TO BE DONE:
Between the lines holding "what elements are" and "stat: 59% agree", inclusive, change "description-line" to "caption-line" and write those records out again with nothing else altered. Leave out the pictures.

MATERIAL:
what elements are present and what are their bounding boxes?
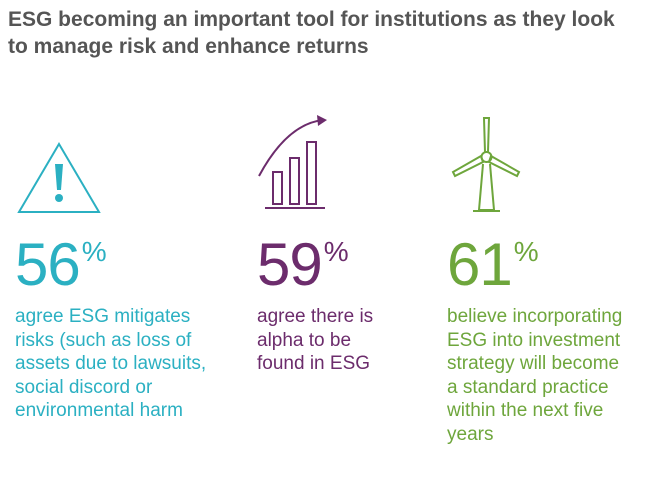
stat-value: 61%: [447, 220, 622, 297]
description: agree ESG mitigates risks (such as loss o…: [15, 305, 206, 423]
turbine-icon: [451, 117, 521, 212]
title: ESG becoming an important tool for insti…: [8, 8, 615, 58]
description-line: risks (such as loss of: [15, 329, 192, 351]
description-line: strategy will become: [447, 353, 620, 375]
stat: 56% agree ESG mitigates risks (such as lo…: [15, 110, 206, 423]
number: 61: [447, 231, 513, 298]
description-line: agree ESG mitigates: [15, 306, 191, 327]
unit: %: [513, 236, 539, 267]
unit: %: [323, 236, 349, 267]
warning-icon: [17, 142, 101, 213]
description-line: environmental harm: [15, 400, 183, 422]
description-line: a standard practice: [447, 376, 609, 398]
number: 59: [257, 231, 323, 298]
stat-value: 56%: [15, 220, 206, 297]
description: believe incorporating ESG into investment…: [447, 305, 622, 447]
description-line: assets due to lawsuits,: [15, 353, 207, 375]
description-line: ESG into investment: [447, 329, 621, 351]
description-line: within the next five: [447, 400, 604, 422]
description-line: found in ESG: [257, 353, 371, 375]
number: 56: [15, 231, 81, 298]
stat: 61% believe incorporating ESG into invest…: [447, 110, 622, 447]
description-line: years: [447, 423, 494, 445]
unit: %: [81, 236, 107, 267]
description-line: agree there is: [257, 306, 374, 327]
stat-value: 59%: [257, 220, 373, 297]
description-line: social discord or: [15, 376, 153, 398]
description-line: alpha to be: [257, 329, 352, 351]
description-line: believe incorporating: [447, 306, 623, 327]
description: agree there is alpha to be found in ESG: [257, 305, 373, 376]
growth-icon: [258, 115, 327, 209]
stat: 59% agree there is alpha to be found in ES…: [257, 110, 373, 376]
...
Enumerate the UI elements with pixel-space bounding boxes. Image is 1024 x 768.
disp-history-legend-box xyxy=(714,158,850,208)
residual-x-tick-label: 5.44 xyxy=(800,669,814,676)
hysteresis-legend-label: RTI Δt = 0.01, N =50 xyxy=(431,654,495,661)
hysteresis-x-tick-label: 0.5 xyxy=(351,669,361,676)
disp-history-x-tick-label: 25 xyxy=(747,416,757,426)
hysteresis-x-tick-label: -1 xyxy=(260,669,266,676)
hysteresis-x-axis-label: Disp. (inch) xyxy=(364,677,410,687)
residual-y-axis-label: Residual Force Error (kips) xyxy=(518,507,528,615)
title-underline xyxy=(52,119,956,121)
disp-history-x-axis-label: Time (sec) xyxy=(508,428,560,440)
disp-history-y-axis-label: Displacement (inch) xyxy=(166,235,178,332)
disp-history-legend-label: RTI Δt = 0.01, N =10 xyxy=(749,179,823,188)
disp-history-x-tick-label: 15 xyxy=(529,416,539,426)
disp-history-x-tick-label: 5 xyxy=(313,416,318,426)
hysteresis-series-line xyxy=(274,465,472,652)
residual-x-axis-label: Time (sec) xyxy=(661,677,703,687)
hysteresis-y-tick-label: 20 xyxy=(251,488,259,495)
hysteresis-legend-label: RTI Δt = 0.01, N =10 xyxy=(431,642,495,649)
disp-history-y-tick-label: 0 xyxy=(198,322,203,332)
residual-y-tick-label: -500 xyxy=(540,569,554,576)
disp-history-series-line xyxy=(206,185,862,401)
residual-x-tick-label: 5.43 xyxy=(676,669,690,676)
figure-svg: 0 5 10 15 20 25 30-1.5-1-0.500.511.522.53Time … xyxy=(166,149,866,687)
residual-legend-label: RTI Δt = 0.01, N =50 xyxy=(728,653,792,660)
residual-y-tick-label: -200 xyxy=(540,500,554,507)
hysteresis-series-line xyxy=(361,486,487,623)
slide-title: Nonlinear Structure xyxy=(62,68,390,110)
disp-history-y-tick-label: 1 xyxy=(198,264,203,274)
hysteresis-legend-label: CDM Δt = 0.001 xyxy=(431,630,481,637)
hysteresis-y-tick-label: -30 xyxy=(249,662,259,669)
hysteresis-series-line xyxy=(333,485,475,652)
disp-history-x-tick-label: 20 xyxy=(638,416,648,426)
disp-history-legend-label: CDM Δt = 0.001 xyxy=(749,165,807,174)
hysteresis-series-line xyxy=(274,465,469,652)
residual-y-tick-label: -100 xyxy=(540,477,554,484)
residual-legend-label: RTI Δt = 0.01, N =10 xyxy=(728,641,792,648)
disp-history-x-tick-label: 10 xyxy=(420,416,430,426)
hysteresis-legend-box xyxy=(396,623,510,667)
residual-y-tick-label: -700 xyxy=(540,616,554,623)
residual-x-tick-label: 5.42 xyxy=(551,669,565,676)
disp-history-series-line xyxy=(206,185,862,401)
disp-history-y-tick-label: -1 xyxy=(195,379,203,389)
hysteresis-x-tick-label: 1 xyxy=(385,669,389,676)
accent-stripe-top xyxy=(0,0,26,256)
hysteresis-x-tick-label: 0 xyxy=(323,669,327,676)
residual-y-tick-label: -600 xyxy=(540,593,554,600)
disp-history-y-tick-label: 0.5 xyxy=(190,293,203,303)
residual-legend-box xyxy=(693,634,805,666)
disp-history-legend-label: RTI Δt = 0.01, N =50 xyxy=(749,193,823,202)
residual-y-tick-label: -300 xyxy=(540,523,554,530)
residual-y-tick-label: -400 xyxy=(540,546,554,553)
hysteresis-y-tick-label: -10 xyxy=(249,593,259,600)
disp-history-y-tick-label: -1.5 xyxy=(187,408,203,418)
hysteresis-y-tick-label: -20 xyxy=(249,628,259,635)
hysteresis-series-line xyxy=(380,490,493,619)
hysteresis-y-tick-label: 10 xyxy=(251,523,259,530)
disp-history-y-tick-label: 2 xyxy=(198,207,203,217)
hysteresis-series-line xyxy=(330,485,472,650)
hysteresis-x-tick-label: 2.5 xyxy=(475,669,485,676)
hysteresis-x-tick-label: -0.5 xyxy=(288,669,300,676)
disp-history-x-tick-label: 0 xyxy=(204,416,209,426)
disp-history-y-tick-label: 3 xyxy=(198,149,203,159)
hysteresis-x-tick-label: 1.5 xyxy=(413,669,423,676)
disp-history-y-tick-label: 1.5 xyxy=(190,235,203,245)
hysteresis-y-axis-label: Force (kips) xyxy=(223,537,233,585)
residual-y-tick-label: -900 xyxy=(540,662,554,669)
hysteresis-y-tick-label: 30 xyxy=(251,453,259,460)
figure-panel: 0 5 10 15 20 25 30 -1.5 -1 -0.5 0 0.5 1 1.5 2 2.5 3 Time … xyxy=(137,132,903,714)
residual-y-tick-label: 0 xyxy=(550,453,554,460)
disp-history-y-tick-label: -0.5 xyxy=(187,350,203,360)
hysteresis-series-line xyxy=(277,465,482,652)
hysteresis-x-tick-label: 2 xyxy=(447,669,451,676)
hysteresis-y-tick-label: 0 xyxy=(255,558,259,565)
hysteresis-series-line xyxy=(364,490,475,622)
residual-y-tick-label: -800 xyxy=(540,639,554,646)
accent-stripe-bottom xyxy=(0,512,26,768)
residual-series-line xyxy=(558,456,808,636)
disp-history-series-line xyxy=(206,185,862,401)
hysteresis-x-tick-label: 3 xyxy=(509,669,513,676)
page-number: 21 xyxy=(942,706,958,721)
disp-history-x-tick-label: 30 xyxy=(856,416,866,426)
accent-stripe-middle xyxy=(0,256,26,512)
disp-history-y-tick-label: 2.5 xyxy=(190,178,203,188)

SOLUTION:
what elements are present and what are their bounding boxes?
stat-value: 61%: [447, 220, 622, 297]
description: agree ESG mitigates risks (such as loss o…: [15, 305, 206, 423]
turbine-icon: [451, 117, 521, 212]
title: ESG becoming an important tool for insti…: [8, 8, 615, 58]
caption-line: risks (such as loss of: [15, 329, 192, 351]
caption-line: strategy will become: [447, 353, 620, 375]
stat: 56% agree ESG mitigates risks (such as lo…: [15, 110, 206, 423]
number: 61: [447, 231, 513, 298]
caption-line: agree ESG mitigates: [15, 306, 191, 327]
unit: %: [513, 236, 539, 267]
unit: %: [323, 236, 349, 267]
warning-icon: [17, 142, 101, 213]
caption-line: environmental harm: [15, 400, 183, 422]
caption-line: a standard practice: [447, 376, 609, 398]
number: 59: [257, 231, 323, 298]
stat-value: 56%: [15, 220, 206, 297]
description: believe incorporating ESG into investment…: [447, 305, 622, 447]
caption-line: assets due to lawsuits,: [15, 353, 207, 375]
caption-line: ESG into investment: [447, 329, 621, 351]
caption-line: within the next five: [447, 400, 604, 422]
caption-line: found in ESG: [257, 353, 371, 375]
number: 56: [15, 231, 81, 298]
stat: 61% believe incorporating ESG into invest…: [447, 110, 622, 447]
caption-line: years: [447, 423, 494, 445]
unit: %: [81, 236, 107, 267]
caption-line: agree there is: [257, 306, 374, 327]
stat-value: 59%: [257, 220, 373, 297]
caption-line: social discord or: [15, 376, 153, 398]
caption-line: alpha to be: [257, 329, 352, 351]
caption-line: believe incorporating: [447, 306, 623, 327]
description: agree there is alpha to be found in ESG: [257, 305, 373, 376]
growth-icon: [258, 115, 327, 209]
stat: 59% agree there is alpha to be found in ES…: [257, 110, 373, 376]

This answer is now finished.